◆ What you need to do ◆
Quote each record exactly, please, leaving none out.

— start —

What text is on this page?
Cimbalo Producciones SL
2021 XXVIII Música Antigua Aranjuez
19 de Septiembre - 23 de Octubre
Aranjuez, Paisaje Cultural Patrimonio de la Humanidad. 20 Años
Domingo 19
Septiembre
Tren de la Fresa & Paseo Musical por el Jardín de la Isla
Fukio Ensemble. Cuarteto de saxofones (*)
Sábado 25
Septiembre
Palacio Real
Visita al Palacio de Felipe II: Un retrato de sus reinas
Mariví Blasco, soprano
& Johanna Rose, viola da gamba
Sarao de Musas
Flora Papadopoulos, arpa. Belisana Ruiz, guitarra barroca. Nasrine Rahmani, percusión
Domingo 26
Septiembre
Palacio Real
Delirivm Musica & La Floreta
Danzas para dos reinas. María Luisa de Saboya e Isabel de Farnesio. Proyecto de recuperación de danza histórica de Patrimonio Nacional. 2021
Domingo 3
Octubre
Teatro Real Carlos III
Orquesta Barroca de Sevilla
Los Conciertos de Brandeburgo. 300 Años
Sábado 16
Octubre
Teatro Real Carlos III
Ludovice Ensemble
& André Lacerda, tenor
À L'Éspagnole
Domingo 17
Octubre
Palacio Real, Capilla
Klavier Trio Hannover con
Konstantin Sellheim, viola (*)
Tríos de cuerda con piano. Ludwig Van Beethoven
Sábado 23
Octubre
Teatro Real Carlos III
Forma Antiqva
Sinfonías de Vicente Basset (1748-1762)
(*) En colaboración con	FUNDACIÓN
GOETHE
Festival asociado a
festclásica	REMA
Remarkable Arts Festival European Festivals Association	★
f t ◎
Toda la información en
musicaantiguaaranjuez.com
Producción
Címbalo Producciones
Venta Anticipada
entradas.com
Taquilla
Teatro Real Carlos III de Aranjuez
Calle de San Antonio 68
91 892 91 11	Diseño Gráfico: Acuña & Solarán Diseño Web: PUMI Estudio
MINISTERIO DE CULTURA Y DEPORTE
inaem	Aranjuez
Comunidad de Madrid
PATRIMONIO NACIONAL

— end —

◆ Result of this task ◆
What text is on this page?
Cimbalo Producciones SL
2021 XXVIII Música Antigua Aranjuez
19 de Septiembre - 23 de Octubre
Aranjuez, Paisaje Cultural Patrimonio de la Humanidad. 20 Años
Domingo 19
Septiembre
Tren de la Fresa & Paseo Musical por el Jardín de la Isla
Fukio Ensemble. Cuarteto de saxofones (*)
Sábado 25
Septiembre
Palacio Real
Visita al Palacio de Felipe II: Un retrato de sus reinas
Mariví Blasco, soprano
& Johanna Rose, viola da gamba
Sarao de Musas
Flora Papadopoulos, arpa. Belisana Ruiz, guitarra barroca. Nasrine Rahmani, percusión
Domingo 26
Septiembre
Palacio Real
Delirivm Musica & La Floreta
Danzas para dos reinas. María Luisa de Saboya e Isabel de Farnesio. Proyecto de recuperación de danza histórica de Patrimonio Nacional. 2021
Domingo 3
Octubre
Teatro Real Carlos III
Orquesta Barroca de Sevilla
Los Conciertos de Brandeburgo. 300 Años
Sábado 16
Octubre
Teatro Real Carlos III
Ludovice Ensemble
& André Lacerda, tenor
À L'Éspagnole
Domingo 17
Octubre
Palacio Real, Capilla
Klavier Trio Hannover con
Konstantin Sellheim, viola (*)
Tríos de cuerda con piano. Ludwig Van Beethoven
Sábado 23
Octubre
Teatro Real Carlos III
Forma Antiqva
Sinfonías de Vicente Basset (1748-1762)
(*) En colaboración con	FUNDACIÓN
GOETHE
Festival asociado a
festclásica	REMA
Remarkable Arts Festival European Festivals Association	★
f t ◎
Toda la información en
musicaantiguaaranjuez.com
Producción
Címbalo Producciones
Venta Anticipada
entradas.com
Taquilla
Teatro Real Carlos III de Aranjuez
Calle de San Antonio 68
91 892 91 11	Diseño Gráfico: Acuña & Solarán Diseño Web: PUMI Estudio
MINISTERIO DE CULTURA Y DEPORTE
inaem	Aranjuez
Comunidad de Madrid
PATRIMONIO NACIONAL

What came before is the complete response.